- **EXERCISE PROMPT**
Reproduce the data that follows in its entirety, character for character.

* Start INPUT FOR THIS TASK *

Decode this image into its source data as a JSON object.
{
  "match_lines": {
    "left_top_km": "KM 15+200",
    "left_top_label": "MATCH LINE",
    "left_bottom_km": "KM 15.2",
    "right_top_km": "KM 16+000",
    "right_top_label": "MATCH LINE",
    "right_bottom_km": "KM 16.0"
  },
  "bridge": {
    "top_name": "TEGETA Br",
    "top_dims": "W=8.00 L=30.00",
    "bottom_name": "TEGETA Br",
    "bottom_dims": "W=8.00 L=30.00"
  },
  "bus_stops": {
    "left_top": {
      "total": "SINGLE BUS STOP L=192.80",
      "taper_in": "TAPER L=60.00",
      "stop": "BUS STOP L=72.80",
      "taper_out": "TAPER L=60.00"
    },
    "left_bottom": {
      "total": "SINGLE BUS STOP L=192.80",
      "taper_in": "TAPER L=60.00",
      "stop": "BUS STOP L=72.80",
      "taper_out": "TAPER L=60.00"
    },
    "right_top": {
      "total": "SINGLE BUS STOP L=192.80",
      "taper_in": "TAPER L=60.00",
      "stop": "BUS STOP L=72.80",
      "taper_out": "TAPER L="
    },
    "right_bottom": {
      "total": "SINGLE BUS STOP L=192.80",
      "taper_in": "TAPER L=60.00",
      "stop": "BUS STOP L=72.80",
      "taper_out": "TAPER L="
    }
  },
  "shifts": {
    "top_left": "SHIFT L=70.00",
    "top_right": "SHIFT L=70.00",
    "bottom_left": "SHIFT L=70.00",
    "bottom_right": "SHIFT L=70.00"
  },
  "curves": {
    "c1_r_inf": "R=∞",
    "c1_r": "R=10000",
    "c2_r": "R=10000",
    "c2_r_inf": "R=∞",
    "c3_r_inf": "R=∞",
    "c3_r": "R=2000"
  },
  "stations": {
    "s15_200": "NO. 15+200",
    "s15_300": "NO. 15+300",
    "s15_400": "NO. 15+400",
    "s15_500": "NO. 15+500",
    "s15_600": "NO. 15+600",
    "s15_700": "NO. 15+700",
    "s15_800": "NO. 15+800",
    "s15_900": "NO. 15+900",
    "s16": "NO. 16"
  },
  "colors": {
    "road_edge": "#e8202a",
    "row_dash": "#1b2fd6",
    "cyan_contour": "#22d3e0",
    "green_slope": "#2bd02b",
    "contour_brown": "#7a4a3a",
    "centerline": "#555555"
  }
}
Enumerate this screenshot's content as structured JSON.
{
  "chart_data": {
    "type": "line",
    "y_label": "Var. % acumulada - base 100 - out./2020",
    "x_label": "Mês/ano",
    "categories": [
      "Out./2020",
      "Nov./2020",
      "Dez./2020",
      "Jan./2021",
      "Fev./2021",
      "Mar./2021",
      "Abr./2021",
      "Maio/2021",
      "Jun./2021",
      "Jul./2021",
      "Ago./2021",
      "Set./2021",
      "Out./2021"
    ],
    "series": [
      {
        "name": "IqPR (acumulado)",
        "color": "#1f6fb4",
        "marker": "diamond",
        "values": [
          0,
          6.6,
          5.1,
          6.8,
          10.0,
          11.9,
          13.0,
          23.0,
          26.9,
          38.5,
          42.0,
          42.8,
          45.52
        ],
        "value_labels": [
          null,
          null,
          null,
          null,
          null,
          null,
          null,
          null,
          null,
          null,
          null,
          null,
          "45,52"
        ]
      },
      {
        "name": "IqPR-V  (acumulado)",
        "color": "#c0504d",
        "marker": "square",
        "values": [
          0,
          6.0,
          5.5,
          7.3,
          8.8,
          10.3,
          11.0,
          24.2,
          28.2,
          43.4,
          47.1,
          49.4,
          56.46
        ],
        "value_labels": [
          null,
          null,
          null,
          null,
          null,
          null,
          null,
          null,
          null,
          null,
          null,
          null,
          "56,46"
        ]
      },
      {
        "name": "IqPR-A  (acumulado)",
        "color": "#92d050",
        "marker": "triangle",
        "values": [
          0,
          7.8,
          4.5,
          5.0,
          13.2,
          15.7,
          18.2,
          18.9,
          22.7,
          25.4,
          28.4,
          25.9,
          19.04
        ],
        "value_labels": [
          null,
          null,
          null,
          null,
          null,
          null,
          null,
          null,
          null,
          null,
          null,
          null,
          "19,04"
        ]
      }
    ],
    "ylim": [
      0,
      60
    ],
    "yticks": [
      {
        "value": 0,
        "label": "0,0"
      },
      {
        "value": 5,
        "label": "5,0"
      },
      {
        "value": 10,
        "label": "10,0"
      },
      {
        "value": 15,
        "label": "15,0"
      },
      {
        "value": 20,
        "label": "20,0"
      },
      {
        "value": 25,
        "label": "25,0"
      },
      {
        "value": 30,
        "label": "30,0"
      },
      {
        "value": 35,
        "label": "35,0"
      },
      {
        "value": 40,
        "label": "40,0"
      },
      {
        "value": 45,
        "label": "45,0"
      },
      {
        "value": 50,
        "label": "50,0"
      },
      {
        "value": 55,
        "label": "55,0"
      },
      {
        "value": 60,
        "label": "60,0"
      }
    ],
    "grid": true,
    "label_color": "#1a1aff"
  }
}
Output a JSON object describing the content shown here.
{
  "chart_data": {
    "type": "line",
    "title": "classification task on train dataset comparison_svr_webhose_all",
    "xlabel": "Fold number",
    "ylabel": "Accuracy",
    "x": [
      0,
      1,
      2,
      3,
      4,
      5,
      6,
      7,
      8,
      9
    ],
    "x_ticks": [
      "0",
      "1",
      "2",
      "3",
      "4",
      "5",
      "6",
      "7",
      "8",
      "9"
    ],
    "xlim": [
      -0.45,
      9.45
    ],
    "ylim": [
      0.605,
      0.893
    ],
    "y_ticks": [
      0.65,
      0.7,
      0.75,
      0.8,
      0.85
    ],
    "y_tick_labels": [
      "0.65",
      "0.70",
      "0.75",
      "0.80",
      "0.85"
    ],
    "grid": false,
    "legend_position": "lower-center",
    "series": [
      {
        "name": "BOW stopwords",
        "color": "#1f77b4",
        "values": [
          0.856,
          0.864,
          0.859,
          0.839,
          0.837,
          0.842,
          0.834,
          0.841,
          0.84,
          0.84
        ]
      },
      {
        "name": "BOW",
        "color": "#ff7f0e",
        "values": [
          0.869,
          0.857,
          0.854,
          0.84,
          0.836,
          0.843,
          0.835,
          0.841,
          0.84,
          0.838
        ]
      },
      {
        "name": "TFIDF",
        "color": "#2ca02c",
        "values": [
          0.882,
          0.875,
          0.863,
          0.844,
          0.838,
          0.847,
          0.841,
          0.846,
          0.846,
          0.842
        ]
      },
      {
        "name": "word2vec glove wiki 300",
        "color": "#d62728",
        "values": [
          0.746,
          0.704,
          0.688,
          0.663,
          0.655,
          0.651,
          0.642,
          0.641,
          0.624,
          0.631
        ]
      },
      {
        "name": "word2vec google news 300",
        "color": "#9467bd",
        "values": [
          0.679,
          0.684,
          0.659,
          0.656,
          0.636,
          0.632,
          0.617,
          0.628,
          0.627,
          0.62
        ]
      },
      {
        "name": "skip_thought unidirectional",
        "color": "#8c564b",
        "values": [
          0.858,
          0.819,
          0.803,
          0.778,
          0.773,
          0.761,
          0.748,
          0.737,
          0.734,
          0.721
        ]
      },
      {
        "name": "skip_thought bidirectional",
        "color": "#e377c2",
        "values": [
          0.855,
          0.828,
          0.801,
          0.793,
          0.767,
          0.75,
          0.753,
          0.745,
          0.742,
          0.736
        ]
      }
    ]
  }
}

* End INPUT FOR THIS TASK *

- **TASK OUTPUT**
Decode this image into its source data as a JSON object.
{
  "match_lines": {
    "left_top_km": "KM 15+200",
    "left_top_label": "MATCH LINE",
    "left_bottom_km": "KM 15.2",
    "right_top_km": "KM 16+000",
    "right_top_label": "MATCH LINE",
    "right_bottom_km": "KM 16.0"
  },
  "bridge": {
    "top_name": "TEGETA Br",
    "top_dims": "W=8.00 L=30.00",
    "bottom_name": "TEGETA Br",
    "bottom_dims": "W=8.00 L=30.00"
  },
  "bus_stops": {
    "left_top": {
      "total": "SINGLE BUS STOP L=192.80",
      "taper_in": "TAPER L=60.00",
      "stop": "BUS STOP L=72.80",
      "taper_out": "TAPER L=60.00"
    },
    "left_bottom": {
      "total": "SINGLE BUS STOP L=192.80",
      "taper_in": "TAPER L=60.00",
      "stop": "BUS STOP L=72.80",
      "taper_out": "TAPER L=60.00"
    },
    "right_top": {
      "total": "SINGLE BUS STOP L=192.80",
      "taper_in": "TAPER L=60.00",
      "stop": "BUS STOP L=72.80",
      "taper_out": "TAPER L="
    },
    "right_bottom": {
      "total": "SINGLE BUS STOP L=192.80",
      "taper_in": "TAPER L=60.00",
      "stop": "BUS STOP L=72.80",
      "taper_out": "TAPER L="
    }
  },
  "shifts": {
    "top_left": "SHIFT L=70.00",
    "top_right": "SHIFT L=70.00",
    "bottom_left": "SHIFT L=70.00",
    "bottom_right": "SHIFT L=70.00"
  },
  "curves": {
    "c1_r_inf": "R=∞",
    "c1_r": "R=10000",
    "c2_r": "R=10000",
    "c2_r_inf": "R=∞",
    "c3_r_inf": "R=∞",
    "c3_r": "R=2000"
  },
  "stations": {
    "s15_200": "NO. 15+200",
    "s15_300": "NO. 15+300",
    "s15_400": "NO. 15+400",
    "s15_500": "NO. 15+500",
    "s15_600": "NO. 15+600",
    "s15_700": "NO. 15+700",
    "s15_800": "NO. 15+800",
    "s15_900": "NO. 15+900",
    "s16": "NO. 16"
  },
  "colors": {
    "road_edge": "#e8202a",
    "row_dash": "#1b2fd6",
    "cyan_contour": "#22d3e0",
    "green_slope": "#2bd02b",
    "contour_brown": "#7a4a3a",
    "centerline": "#555555"
  }
}
Enumerate this screenshot's content as structured JSON.
{
  "chart_data": {
    "type": "line",
    "y_label": "Var. % acumulada - base 100 - out./2020",
    "x_label": "Mês/ano",
    "categories": [
      "Out./2020",
      "Nov./2020",
      "Dez./2020",
      "Jan./2021",
      "Fev./2021",
      "Mar./2021",
      "Abr./2021",
      "Maio/2021",
      "Jun./2021",
      "Jul./2021",
      "Ago./2021",
      "Set./2021",
      "Out./2021"
    ],
    "series": [
      {
        "name": "IqPR (acumulado)",
        "color": "#1f6fb4",
        "marker": "diamond",
        "values": [
          0,
          6.6,
          5.1,
          6.8,
          10.0,
          11.9,
          13.0,
          23.0,
          26.9,
          38.5,
          42.0,
          42.8,
          45.52
        ],
        "value_labels": [
          null,
          null,
          null,
          null,
          null,
          null,
          null,
          null,
          null,
          null,
          null,
          null,
          "45,52"
        ]
      },
      {
        "name": "IqPR-V  (acumulado)",
        "color": "#c0504d",
        "marker": "square",
        "values": [
          0,
          6.0,
          5.5,
          7.3,
          8.8,
          10.3,
          11.0,
          24.2,
          28.2,
          43.4,
          47.1,
          49.4,
          56.46
        ],
        "value_labels": [
          null,
          null,
          null,
          null,
          null,
          null,
          null,
          null,
          null,
          null,
          null,
          null,
          "56,46"
        ]
      },
      {
        "name": "IqPR-A  (acumulado)",
        "color": "#92d050",
        "marker": "triangle",
        "values": [
          0,
          7.8,
          4.5,
          5.0,
          13.2,
          15.7,
          18.2,
          18.9,
          22.7,
          25.4,
          28.4,
          25.9,
          19.04
        ],
        "value_labels": [
          null,
          null,
          null,
          null,
          null,
          null,
          null,
          null,
          null,
          null,
          null,
          null,
          "19,04"
        ]
      }
    ],
    "ylim": [
      0,
      60
    ],
    "yticks": [
      {
        "value": 0,
        "label": "0,0"
      },
      {
        "value": 5,
        "label": "5,0"
      },
      {
        "value": 10,
        "label": "10,0"
      },
      {
        "value": 15,
        "label": "15,0"
      },
      {
        "value": 20,
        "label": "20,0"
      },
      {
        "value": 25,
        "label": "25,0"
      },
      {
        "value": 30,
        "label": "30,0"
      },
      {
        "value": 35,
        "label": "35,0"
      },
      {
        "value": 40,
        "label": "40,0"
      },
      {
        "value": 45,
        "label": "45,0"
      },
      {
        "value": 50,
        "label": "50,0"
      },
      {
        "value": 55,
        "label": "55,0"
      },
      {
        "value": 60,
        "label": "60,0"
      }
    ],
    "grid": true,
    "label_color": "#1a1aff"
  }
}
Output a JSON object describing the content shown here.
{
  "chart_data": {
    "type": "line",
    "title": "classification task on train dataset comparison_svr_webhose_all",
    "xlabel": "Fold number",
    "ylabel": "Accuracy",
    "x": [
      0,
      1,
      2,
      3,
      4,
      5,
      6,
      7,
      8,
      9
    ],
    "x_ticks": [
      "0",
      "1",
      "2",
      "3",
      "4",
      "5",
      "6",
      "7",
      "8",
      "9"
    ],
    "xlim": [
      -0.45,
      9.45
    ],
    "ylim": [
      0.605,
      0.893
    ],
    "y_ticks": [
      0.65,
      0.7,
      0.75,
      0.8,
      0.85
    ],
    "y_tick_labels": [
      "0.65",
      "0.70",
      "0.75",
      "0.80",
      "0.85"
    ],
    "grid": false,
    "legend_position": "lower-center",
    "series": [
      {
        "name": "BOW stopwords",
        "color": "#1f77b4",
        "values": [
          0.856,
          0.864,
          0.859,
          0.839,
          0.837,
          0.842,
          0.834,
          0.841,
          0.84,
          0.84
        ]
      },
      {
        "name": "BOW",
        "color": "#ff7f0e",
        "values": [
          0.869,
          0.857,
          0.854,
          0.84,
          0.836,
          0.843,
          0.835,
          0.841,
          0.84,
          0.838
        ]
      },
      {
        "name": "TFIDF",
        "color": "#2ca02c",
        "values": [
          0.882,
          0.875,
          0.863,
          0.844,
          0.838,
          0.847,
          0.841,
          0.846,
          0.846,
          0.842
        ]
      },
      {
        "name": "word2vec glove wiki 300",
        "color": "#d62728",
        "values": [
          0.746,
          0.704,
          0.688,
          0.663,
          0.655,
          0.651,
          0.642,
          0.641,
          0.624,
          0.631
        ]
      },
      {
        "name": "word2vec google news 300",
        "color": "#9467bd",
        "values": [
          0.679,
          0.684,
          0.659,
          0.656,
          0.636,
          0.632,
          0.617,
          0.628,
          0.627,
          0.62
        ]
      },
      {
        "name": "skip_thought unidirectional",
        "color": "#8c564b",
        "values": [
          0.858,
          0.819,
          0.803,
          0.778,
          0.773,
          0.761,
          0.748,
          0.737,
          0.734,
          0.721
        ]
      },
      {
        "name": "skip_thought bidirectional",
        "color": "#e377c2",
        "values": [
          0.855,
          0.828,
          0.801,
          0.793,
          0.767,
          0.75,
          0.753,
          0.745,
          0.742,
          0.736
        ]
      }
    ]
  }
}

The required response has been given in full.